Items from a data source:
++++++++

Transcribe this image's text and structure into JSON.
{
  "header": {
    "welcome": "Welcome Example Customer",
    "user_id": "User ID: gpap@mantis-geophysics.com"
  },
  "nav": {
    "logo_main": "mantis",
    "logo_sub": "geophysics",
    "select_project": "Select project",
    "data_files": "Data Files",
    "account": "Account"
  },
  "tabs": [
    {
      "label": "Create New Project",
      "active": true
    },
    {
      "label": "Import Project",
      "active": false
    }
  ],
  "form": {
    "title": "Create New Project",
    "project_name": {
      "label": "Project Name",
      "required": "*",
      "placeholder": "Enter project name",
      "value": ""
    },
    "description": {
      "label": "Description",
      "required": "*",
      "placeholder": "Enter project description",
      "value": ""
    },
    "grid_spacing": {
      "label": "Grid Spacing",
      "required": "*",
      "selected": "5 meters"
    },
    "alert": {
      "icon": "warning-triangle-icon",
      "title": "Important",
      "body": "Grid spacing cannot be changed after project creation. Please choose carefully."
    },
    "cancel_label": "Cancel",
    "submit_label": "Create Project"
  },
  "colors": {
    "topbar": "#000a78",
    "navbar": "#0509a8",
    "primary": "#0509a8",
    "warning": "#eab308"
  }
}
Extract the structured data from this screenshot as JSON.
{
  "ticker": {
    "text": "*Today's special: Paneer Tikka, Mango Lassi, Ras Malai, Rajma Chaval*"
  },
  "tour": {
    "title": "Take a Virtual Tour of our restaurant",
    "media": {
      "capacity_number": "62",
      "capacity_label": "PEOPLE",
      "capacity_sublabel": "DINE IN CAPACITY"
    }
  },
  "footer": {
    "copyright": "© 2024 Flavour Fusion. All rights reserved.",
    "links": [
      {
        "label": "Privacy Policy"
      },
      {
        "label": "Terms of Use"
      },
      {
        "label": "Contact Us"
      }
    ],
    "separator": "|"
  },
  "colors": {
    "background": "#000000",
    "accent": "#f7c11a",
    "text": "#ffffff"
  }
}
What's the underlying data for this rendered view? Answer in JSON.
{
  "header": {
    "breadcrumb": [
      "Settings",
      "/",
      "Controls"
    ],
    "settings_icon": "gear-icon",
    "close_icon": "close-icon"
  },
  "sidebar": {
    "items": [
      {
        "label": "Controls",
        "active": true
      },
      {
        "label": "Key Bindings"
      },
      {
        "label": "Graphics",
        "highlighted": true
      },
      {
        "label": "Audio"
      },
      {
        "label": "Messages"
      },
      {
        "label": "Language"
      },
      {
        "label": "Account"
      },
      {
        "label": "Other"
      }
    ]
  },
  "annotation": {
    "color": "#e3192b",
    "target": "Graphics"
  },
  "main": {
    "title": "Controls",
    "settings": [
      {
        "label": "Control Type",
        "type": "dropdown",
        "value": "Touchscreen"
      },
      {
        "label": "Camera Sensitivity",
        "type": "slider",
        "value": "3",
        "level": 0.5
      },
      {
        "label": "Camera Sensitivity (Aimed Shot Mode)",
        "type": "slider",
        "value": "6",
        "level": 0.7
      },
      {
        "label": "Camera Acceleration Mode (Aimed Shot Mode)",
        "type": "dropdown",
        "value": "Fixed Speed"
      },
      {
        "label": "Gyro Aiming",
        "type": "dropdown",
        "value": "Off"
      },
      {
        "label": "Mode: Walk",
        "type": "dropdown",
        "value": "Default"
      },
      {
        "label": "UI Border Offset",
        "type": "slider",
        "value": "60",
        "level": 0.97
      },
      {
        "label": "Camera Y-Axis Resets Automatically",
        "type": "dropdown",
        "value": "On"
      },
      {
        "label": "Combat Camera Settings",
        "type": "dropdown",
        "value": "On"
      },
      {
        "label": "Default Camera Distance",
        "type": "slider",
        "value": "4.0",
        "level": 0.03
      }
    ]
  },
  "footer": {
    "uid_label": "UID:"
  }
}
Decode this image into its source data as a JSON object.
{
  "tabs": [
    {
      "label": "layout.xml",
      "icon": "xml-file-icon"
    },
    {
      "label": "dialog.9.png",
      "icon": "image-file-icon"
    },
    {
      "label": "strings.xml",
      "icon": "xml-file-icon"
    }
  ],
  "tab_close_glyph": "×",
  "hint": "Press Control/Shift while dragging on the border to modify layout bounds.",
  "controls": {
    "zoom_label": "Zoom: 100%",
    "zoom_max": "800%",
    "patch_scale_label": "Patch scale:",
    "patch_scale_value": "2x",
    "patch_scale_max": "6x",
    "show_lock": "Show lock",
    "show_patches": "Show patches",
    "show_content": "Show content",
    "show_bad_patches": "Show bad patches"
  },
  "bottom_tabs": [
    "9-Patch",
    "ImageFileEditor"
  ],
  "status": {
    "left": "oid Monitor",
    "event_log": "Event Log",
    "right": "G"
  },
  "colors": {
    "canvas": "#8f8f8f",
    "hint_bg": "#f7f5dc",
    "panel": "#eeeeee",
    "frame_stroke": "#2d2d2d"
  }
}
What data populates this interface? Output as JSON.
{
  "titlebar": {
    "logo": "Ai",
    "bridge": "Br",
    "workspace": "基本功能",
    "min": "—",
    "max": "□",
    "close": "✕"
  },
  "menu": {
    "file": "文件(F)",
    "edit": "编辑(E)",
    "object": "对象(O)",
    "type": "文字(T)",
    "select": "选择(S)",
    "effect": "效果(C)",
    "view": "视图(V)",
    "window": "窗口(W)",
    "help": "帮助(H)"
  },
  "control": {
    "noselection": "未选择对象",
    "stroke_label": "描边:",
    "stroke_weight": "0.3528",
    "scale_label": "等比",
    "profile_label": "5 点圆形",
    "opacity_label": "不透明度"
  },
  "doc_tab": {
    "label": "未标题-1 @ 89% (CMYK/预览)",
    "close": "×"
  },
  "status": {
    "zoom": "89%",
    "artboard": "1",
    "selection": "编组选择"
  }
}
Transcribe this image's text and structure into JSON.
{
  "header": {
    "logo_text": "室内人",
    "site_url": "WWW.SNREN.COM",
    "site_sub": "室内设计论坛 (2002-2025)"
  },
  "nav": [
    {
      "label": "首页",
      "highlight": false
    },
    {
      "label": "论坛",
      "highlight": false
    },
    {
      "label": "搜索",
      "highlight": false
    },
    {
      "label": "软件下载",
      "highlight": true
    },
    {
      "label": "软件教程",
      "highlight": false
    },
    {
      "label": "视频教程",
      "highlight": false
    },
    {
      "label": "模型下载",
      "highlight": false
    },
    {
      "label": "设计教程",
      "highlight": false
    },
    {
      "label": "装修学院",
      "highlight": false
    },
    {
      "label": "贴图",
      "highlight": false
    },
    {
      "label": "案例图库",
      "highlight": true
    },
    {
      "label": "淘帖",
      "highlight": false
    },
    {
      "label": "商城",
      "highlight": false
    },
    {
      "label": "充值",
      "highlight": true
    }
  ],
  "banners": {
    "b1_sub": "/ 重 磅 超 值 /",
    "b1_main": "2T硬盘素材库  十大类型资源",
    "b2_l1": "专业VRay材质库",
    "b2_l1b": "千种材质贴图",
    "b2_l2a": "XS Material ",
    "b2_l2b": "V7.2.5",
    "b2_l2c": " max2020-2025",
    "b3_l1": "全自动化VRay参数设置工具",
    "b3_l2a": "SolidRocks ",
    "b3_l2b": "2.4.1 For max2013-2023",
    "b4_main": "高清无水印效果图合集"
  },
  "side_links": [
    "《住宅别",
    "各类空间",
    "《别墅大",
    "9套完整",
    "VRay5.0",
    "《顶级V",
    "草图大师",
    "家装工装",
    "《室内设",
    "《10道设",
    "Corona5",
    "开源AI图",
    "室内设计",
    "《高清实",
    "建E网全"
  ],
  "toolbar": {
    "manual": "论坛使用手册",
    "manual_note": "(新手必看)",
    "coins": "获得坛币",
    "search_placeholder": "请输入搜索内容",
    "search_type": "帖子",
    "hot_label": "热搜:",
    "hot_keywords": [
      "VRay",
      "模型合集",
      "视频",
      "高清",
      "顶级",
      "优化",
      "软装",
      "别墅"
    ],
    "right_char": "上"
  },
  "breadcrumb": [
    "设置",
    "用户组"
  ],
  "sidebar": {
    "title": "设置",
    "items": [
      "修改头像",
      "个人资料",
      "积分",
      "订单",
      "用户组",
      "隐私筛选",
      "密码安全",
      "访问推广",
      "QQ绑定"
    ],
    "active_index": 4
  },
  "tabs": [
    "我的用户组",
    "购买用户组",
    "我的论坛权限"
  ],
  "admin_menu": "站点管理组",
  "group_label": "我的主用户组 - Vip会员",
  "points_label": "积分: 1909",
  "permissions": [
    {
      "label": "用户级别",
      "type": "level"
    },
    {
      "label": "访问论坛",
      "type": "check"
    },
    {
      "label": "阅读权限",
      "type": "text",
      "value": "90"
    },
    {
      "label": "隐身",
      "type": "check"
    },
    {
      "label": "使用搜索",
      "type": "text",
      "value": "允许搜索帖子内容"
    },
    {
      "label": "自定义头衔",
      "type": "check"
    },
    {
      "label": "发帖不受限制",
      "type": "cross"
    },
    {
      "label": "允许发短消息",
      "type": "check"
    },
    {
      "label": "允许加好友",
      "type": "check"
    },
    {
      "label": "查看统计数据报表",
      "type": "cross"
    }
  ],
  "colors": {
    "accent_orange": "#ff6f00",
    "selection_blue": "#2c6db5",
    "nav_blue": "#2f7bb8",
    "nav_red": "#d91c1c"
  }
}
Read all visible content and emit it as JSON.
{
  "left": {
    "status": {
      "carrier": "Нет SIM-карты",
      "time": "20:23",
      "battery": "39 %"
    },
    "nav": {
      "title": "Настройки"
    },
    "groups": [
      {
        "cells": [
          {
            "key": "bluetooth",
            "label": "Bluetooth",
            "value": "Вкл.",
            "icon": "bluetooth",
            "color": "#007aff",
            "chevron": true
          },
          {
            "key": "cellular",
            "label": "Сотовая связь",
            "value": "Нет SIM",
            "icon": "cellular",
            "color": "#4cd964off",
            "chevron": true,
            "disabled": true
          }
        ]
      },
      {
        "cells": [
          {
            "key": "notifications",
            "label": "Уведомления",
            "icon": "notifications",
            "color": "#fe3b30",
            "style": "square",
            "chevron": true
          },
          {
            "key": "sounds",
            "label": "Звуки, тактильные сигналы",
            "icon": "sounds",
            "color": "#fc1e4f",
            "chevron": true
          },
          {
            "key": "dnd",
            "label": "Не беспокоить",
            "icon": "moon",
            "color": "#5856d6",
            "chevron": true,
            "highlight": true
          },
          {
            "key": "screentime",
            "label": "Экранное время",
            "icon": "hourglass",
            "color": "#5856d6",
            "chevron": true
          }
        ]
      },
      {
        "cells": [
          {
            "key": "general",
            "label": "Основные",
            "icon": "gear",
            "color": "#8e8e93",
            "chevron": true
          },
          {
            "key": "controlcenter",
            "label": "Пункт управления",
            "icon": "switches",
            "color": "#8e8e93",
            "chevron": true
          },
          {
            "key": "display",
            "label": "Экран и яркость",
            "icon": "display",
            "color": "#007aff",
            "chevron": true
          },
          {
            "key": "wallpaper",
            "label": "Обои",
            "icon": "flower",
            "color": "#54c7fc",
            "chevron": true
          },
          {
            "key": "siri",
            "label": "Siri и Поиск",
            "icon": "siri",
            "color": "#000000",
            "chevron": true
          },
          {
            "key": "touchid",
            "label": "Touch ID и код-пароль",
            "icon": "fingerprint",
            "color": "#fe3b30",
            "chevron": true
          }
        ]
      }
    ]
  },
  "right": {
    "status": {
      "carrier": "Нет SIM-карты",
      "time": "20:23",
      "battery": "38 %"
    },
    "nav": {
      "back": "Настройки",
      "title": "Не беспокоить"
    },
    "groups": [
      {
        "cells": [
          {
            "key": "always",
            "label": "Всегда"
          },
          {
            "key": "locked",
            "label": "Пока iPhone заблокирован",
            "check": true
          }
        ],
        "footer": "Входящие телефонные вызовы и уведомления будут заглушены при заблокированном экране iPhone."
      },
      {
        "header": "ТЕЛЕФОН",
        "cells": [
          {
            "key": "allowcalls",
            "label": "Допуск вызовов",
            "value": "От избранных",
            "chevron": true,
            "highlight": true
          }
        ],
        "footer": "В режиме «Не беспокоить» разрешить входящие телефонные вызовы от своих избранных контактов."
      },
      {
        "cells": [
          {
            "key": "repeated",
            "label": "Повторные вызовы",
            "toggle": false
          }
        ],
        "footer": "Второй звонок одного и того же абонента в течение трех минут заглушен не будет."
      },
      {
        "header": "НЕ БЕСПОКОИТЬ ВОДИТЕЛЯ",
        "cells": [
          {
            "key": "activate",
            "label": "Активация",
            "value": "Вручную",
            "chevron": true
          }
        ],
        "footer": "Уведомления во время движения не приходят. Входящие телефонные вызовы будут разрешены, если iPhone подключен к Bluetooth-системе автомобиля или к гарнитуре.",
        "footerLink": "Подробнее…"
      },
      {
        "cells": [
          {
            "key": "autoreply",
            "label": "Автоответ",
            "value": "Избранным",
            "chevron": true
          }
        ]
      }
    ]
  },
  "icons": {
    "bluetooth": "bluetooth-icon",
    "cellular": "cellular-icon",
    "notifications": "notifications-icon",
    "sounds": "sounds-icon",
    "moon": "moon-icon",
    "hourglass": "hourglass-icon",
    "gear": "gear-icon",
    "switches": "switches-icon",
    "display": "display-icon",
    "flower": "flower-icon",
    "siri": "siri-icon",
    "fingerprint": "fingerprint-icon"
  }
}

++++++++

→ **Required work**
Pick out the lines above that hold the string "JSON" and show them.

→ **Output of the exercise**
Transcribe this image's text and structure into JSON.
Extract the structured data from this screenshot as JSON.
What's the underlying data for this rendered view? Answer in JSON.
Decode this image into its source data as a JSON object.
What data populates this interface? Output as JSON.
Transcribe this image's text and structure into JSON.
Read all visible content and emit it as JSON.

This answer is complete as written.